__Objective__. Search the data for the word "page" and copy every line where it occurs.

## Begin Information shown

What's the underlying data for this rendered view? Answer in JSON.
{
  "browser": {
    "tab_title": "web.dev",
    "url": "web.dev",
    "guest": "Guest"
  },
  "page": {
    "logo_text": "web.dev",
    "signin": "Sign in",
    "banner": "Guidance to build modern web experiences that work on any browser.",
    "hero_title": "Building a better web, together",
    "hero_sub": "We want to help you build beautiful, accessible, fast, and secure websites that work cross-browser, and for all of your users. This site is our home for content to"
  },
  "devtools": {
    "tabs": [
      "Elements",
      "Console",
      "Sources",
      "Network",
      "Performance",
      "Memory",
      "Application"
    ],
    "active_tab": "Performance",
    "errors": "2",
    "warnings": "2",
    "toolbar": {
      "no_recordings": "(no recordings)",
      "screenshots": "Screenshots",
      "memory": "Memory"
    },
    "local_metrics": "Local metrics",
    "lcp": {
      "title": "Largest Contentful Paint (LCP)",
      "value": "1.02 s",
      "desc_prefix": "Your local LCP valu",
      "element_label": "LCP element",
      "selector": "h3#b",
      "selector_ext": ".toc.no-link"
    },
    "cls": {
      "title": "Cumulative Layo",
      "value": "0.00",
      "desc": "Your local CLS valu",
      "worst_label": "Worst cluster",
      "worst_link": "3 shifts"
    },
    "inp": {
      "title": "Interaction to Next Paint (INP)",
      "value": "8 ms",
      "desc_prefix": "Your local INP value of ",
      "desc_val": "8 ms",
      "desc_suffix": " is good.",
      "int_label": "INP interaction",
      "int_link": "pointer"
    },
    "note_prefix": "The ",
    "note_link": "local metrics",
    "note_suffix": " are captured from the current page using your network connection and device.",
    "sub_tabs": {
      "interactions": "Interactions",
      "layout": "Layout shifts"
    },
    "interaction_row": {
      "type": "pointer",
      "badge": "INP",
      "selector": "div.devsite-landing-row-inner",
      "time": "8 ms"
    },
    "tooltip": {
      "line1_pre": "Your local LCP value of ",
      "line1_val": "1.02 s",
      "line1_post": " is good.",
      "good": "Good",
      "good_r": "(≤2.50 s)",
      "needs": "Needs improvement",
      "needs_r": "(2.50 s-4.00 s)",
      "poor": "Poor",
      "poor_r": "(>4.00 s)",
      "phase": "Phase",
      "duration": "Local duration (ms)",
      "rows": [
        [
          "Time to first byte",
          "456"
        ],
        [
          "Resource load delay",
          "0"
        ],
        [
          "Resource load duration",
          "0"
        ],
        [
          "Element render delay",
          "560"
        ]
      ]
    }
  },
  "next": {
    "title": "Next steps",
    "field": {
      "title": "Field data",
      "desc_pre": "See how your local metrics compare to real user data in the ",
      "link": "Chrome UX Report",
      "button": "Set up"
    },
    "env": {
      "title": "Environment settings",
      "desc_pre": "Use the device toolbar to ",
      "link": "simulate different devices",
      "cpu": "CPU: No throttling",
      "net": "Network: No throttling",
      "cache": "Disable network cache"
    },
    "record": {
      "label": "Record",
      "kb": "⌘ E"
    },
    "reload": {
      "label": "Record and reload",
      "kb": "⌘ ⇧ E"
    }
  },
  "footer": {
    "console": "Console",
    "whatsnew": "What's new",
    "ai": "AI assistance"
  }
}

## End Information shown

__Correct result__.
  "page": {
    "note_suffix": " are captured from the current page using your network connection and device.",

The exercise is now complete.